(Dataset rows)
*****

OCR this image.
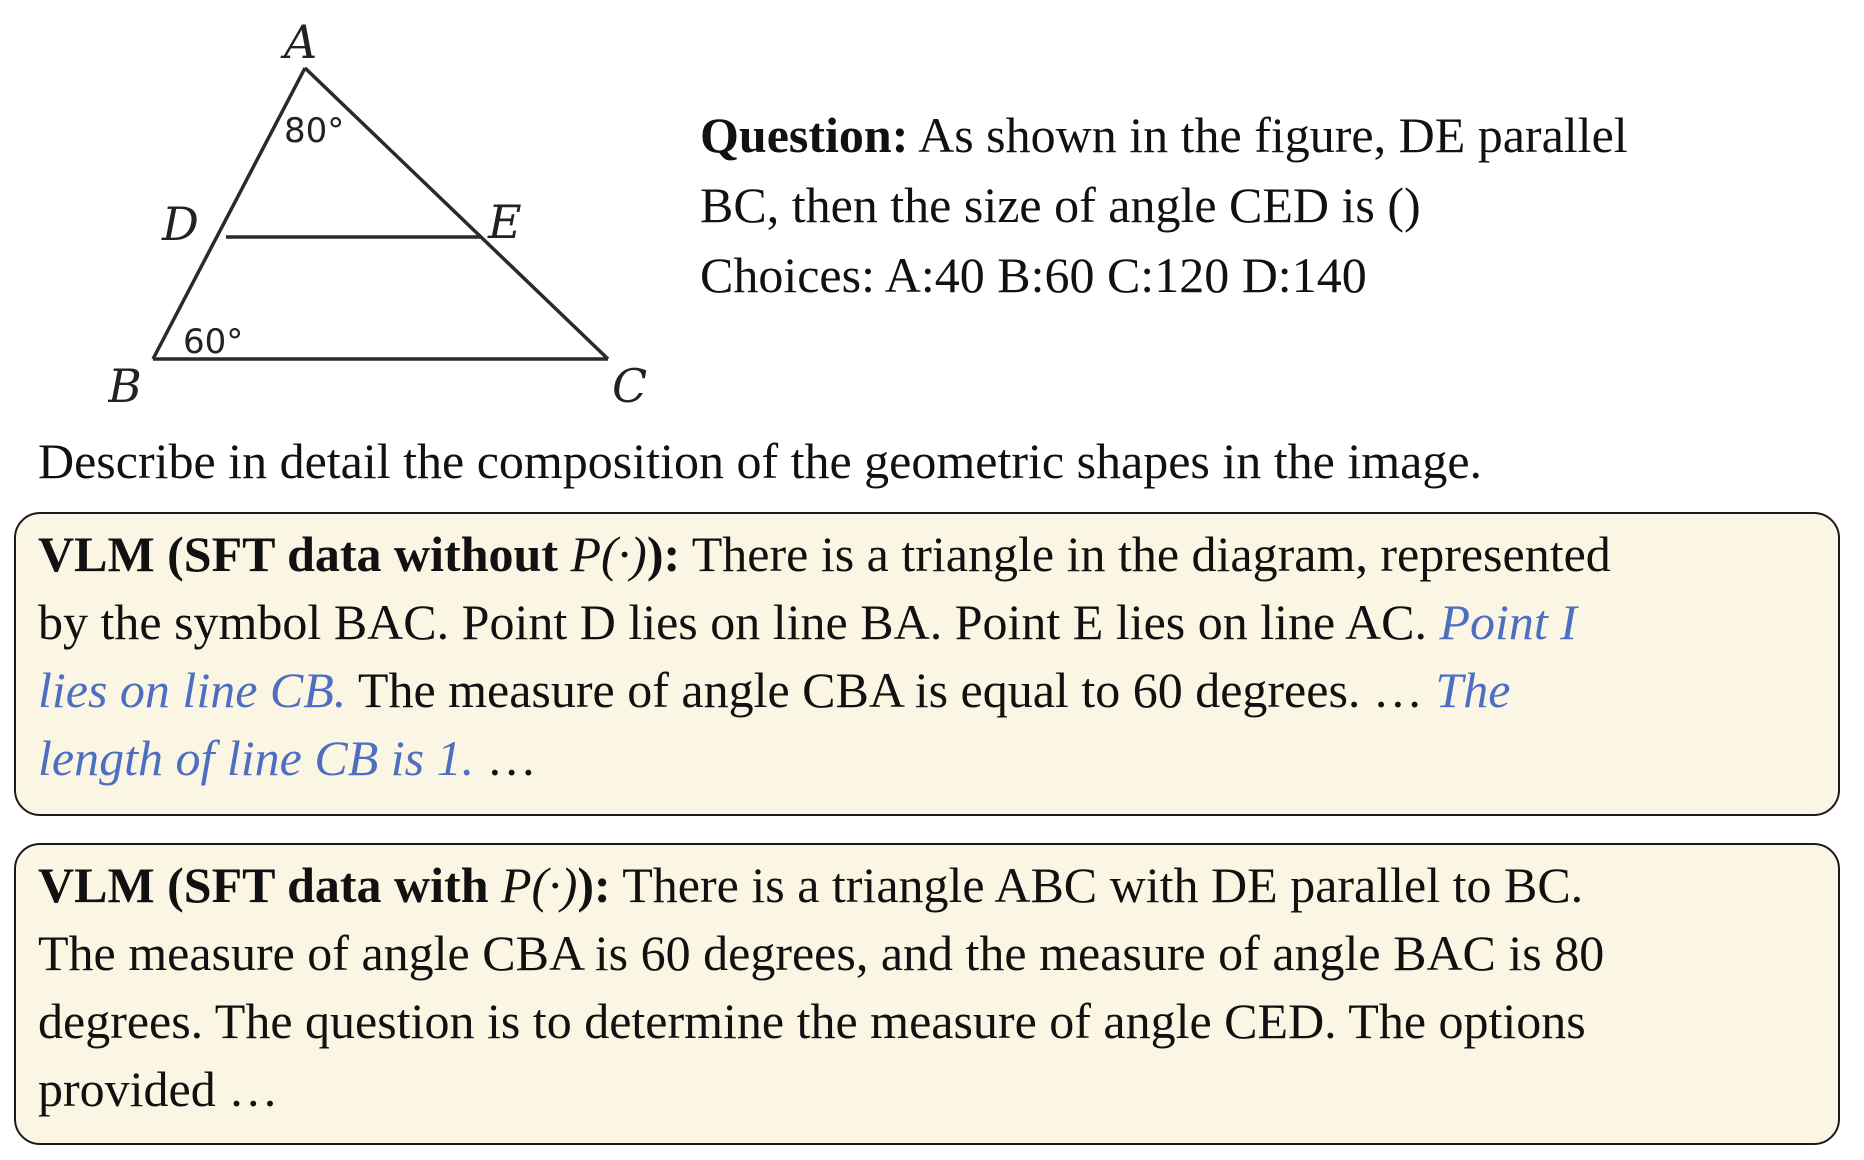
A
D	E
B	C
80°
60°
Question: As shown in the figure, DE parallel
BC, then the size of angle CED is ()
Choices: A:40 B:60 C:120 D:140
Describe in detail the composition of the geometric shapes in the image.
VLM (SFT data without P(·)): There is a triangle in the diagram, represented
by the symbol BAC. Point D lies on line BA. Point E lies on line AC. Point I
lies on line CB. The measure of angle CBA is equal to 60 degrees. … The
length of line CB is 1. …
VLM (SFT data with P(·)): There is a triangle ABC with DE parallel to BC.
The measure of angle CBA is 60 degrees, and the measure of angle BAC is 80
degrees. The question is to determine the measure of angle CED. The options
provided …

*****

### Exercise
Print every entry exactly as written, without the pictures.

### Full response
OCR this image.
A
D	E
B	C
80°
60°
Question: As shown in the figure, DE parallel
BC, then the size of angle CED is ()
Choices: A:40 B:60 C:120 D:140
Describe in detail the composition of the geometric shapes in the image.
VLM (SFT data without P(·)): There is a triangle in the diagram, represented
by the symbol BAC. Point D lies on line BA. Point E lies on line AC. Point I
lies on line CB. The measure of angle CBA is equal to 60 degrees. … The
length of line CB is 1. …
VLM (SFT data with P(·)): There is a triangle ABC with DE parallel to BC.
The measure of angle CBA is 60 degrees, and the measure of angle BAC is 80
degrees. The question is to determine the measure of angle CED. The options
provided …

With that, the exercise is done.